# YOUR TASK
Print the lines from the line with "Detect and localize" to the line with "Point <box>60 427 83 442</box>", including both of those lines. Leave the pictures out.

# SUPPLIED ENTRIES
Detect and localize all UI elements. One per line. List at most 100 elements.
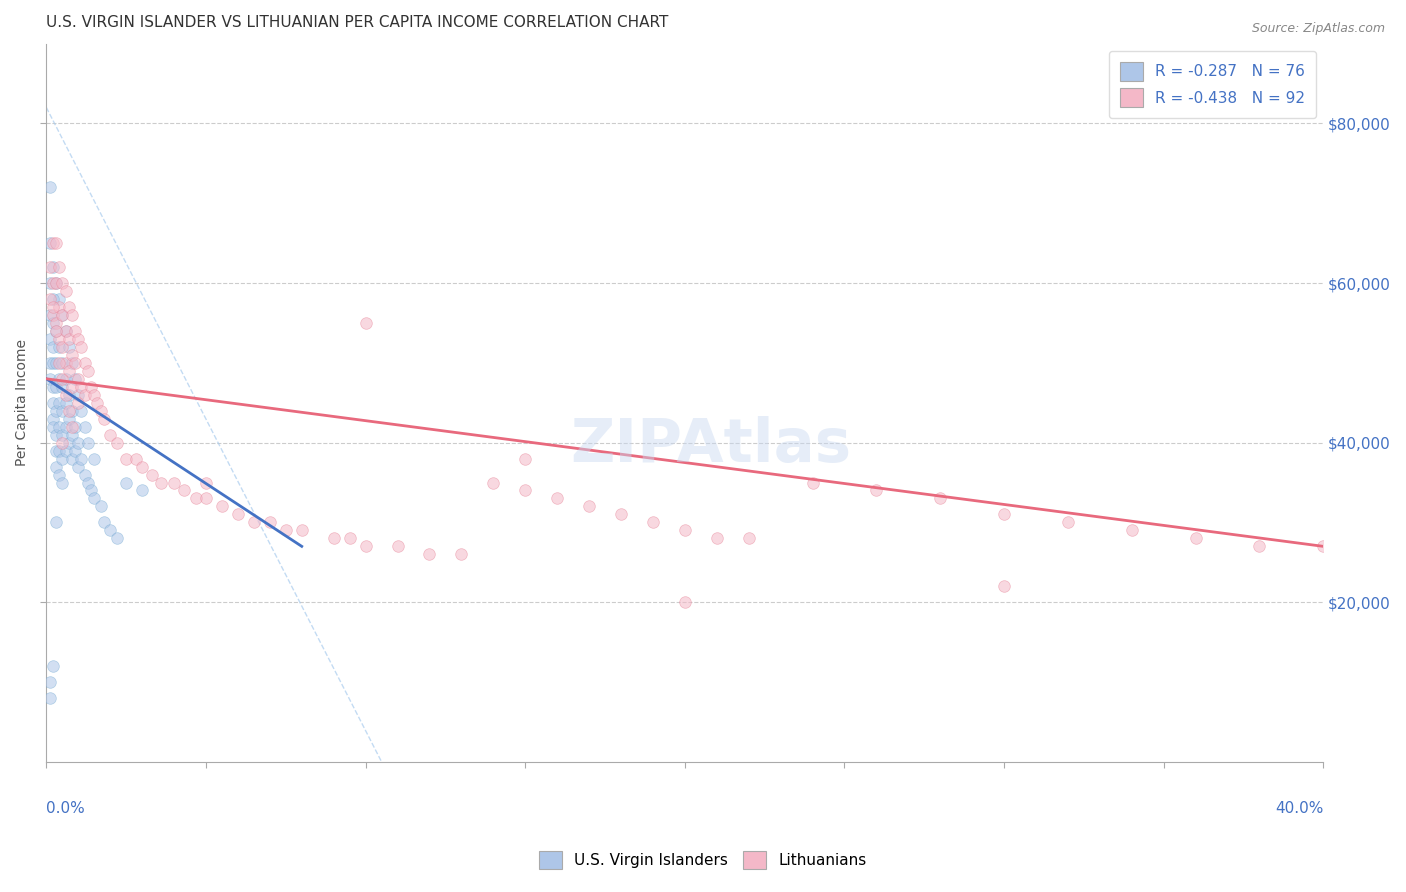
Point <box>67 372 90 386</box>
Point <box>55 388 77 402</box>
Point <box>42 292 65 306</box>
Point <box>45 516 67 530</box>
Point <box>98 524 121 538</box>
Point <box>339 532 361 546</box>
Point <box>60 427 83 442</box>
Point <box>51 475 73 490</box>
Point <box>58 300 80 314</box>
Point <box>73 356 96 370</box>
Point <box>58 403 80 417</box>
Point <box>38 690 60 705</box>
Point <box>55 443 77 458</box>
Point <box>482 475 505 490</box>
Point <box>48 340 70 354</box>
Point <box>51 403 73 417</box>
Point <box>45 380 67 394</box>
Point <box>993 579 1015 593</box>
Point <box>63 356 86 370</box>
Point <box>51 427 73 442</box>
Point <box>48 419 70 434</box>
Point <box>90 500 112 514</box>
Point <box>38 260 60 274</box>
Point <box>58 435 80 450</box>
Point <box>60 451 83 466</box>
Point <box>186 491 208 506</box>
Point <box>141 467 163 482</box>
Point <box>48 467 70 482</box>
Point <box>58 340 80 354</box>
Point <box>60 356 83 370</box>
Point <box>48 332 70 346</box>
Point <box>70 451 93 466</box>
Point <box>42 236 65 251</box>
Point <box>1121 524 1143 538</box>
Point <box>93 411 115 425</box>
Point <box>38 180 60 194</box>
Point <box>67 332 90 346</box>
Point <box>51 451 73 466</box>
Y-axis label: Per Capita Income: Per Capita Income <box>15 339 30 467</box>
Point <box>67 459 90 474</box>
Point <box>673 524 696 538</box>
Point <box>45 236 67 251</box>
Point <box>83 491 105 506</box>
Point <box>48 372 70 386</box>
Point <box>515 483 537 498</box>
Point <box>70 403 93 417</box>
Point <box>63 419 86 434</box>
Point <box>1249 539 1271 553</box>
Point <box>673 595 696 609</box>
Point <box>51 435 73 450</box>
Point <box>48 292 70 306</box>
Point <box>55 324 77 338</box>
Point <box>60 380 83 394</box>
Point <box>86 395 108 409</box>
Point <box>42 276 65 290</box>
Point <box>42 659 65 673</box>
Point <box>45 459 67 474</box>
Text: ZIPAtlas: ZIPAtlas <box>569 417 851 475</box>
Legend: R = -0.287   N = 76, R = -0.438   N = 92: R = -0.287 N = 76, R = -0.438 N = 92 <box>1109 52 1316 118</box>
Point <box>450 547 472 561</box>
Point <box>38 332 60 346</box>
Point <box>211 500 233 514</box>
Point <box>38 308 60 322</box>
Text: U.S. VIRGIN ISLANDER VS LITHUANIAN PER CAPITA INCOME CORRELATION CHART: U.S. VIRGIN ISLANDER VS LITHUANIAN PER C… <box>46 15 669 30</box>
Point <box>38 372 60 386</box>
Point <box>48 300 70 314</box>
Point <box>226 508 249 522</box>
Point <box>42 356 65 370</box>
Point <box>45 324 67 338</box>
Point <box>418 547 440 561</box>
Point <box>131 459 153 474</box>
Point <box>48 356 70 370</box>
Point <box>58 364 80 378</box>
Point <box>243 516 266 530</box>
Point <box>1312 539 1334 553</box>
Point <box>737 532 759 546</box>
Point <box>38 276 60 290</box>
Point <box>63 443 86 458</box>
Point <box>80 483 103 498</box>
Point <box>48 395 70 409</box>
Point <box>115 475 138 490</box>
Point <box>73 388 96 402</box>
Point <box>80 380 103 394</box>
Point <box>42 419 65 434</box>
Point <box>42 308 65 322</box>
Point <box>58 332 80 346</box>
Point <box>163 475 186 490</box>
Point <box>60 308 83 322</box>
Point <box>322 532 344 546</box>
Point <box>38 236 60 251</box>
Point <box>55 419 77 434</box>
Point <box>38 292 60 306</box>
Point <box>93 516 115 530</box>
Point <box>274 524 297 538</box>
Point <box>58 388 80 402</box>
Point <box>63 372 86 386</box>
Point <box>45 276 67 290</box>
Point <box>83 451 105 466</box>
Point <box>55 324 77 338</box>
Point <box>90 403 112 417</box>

==

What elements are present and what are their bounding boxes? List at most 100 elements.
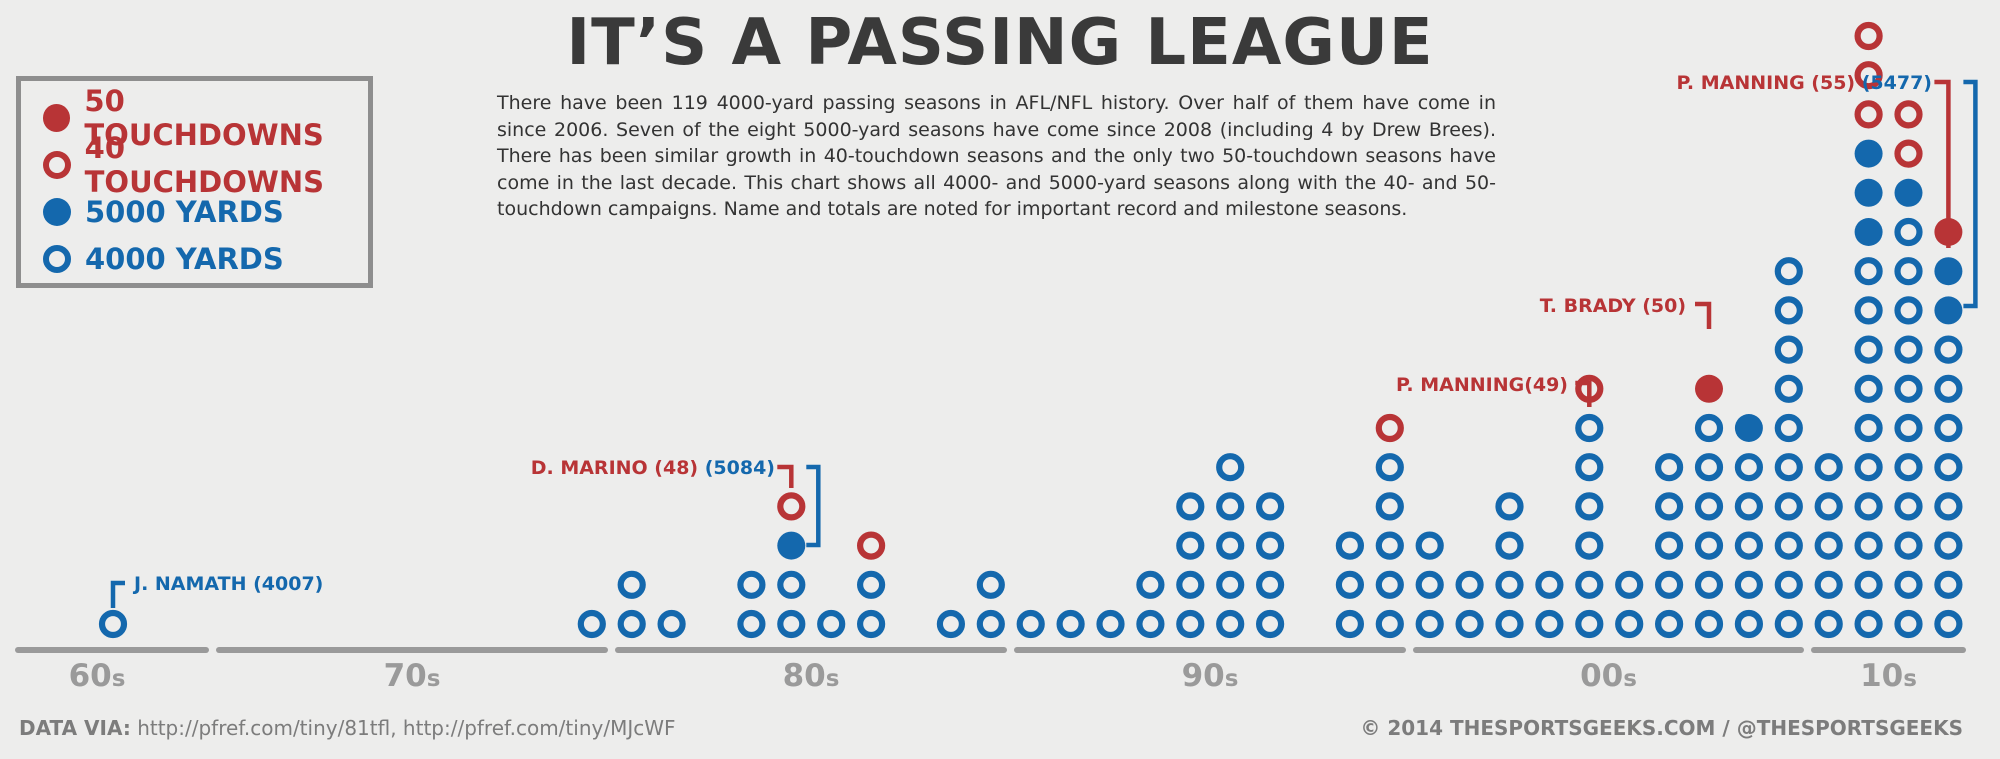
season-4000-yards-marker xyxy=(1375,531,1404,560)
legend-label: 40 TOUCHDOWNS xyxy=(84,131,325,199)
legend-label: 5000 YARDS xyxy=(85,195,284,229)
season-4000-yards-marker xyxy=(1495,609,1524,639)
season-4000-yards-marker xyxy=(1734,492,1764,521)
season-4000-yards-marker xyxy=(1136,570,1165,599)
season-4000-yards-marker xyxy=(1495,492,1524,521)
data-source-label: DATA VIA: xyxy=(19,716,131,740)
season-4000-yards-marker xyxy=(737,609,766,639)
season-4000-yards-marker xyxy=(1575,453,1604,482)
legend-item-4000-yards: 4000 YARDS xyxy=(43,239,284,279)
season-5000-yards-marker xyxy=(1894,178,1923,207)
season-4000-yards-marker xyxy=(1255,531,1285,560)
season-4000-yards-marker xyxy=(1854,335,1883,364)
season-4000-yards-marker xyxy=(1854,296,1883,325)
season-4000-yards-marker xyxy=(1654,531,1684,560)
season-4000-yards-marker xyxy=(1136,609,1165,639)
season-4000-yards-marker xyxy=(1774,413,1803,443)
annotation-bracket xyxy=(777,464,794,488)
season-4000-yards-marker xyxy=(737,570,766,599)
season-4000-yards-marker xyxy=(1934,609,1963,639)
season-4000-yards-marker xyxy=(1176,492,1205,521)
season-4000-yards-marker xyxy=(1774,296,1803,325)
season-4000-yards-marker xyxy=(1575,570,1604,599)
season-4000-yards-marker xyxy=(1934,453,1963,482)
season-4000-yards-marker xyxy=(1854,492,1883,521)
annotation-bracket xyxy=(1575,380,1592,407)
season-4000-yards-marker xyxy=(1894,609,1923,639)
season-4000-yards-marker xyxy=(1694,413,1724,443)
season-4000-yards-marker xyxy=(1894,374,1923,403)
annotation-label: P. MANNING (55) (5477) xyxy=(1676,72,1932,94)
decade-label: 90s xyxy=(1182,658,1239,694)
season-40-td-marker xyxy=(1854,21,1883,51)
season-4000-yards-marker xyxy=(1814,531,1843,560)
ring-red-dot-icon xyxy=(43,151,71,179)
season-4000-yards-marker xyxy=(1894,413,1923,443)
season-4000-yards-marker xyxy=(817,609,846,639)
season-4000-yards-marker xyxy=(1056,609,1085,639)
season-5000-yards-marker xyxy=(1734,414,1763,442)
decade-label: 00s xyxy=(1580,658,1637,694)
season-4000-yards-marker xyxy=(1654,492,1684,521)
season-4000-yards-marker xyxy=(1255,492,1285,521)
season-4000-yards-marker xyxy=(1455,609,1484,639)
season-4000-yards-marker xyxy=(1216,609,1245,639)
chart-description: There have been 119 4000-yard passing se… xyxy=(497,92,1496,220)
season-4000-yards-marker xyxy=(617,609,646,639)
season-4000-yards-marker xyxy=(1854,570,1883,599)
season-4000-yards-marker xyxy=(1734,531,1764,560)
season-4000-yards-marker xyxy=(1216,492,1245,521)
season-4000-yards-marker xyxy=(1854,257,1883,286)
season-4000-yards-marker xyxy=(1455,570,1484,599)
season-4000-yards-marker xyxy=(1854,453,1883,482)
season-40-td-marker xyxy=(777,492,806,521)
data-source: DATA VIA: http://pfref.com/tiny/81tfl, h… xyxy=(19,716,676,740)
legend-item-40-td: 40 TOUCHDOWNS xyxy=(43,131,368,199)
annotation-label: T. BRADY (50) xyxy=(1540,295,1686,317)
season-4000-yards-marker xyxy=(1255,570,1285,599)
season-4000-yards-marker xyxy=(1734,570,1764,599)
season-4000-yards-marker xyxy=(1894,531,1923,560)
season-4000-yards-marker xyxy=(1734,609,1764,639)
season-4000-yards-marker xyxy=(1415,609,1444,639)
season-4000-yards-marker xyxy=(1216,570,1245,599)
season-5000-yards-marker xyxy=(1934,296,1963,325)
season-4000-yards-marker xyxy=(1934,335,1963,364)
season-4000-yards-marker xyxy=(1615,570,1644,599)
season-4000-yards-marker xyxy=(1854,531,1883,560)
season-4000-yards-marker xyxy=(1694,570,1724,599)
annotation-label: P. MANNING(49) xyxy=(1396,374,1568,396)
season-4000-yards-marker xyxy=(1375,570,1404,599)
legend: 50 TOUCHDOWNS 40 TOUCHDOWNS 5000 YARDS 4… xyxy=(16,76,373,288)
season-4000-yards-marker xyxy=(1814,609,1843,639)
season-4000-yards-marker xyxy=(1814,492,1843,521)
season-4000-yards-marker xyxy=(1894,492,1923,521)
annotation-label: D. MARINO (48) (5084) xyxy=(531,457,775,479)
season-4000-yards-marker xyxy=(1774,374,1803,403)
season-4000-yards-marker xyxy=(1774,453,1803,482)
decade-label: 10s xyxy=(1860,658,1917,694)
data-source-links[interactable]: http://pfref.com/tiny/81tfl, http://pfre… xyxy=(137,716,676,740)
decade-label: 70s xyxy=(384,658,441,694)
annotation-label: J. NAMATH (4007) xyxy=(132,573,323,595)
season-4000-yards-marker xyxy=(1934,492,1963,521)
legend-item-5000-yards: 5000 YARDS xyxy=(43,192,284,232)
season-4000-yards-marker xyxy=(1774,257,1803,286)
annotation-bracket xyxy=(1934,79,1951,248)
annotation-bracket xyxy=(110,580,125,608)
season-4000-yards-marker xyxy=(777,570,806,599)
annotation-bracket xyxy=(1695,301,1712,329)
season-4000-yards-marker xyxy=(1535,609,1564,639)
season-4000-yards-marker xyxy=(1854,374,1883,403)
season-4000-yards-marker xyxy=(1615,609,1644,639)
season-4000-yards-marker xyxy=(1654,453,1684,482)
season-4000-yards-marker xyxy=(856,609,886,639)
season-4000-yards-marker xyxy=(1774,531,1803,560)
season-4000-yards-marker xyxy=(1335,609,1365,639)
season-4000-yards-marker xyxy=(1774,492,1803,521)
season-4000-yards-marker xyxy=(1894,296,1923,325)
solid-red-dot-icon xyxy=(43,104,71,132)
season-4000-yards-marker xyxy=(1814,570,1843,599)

--

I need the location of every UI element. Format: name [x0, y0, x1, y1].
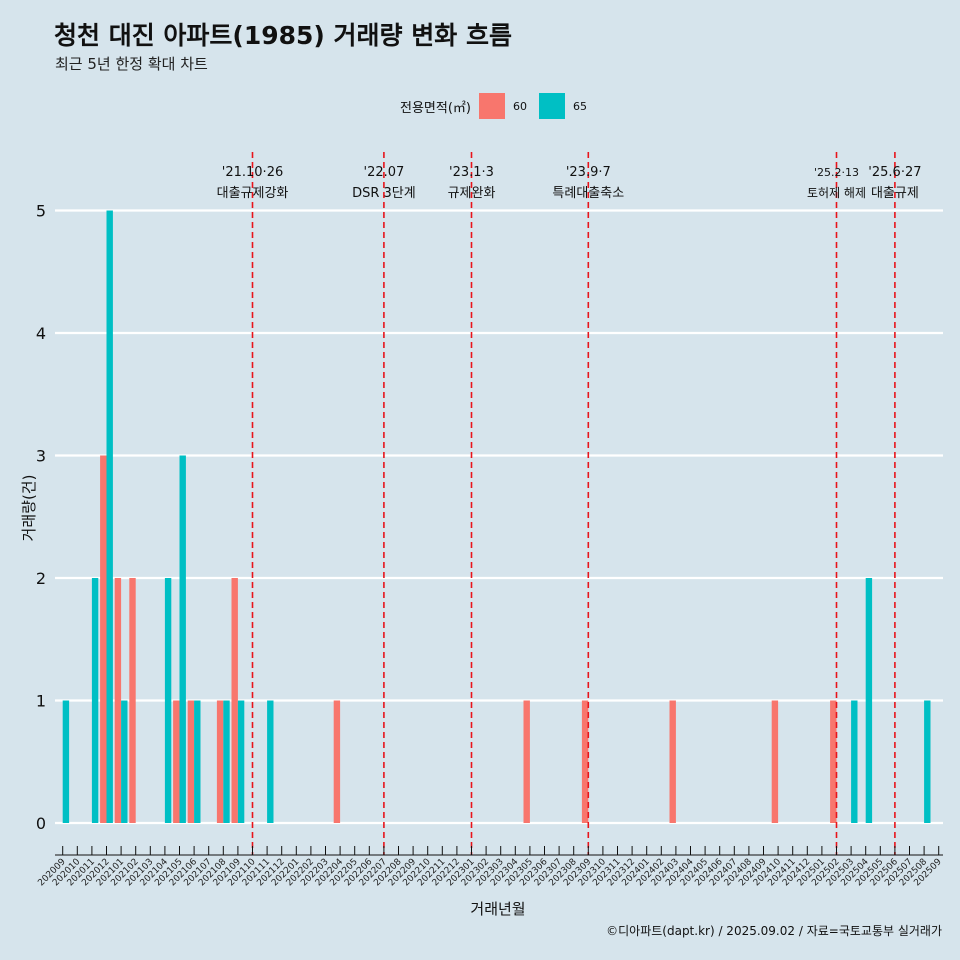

# THE COMPLETED TASK
Detect and localize all UI elements. One per line. List at most 100 elements.
Point <box>67 372 90 386</box>
Point <box>55 388 77 402</box>
Point <box>42 292 65 306</box>
Point <box>45 516 67 530</box>
Point <box>98 524 121 538</box>
Point <box>339 532 361 546</box>
Point <box>60 427 83 442</box>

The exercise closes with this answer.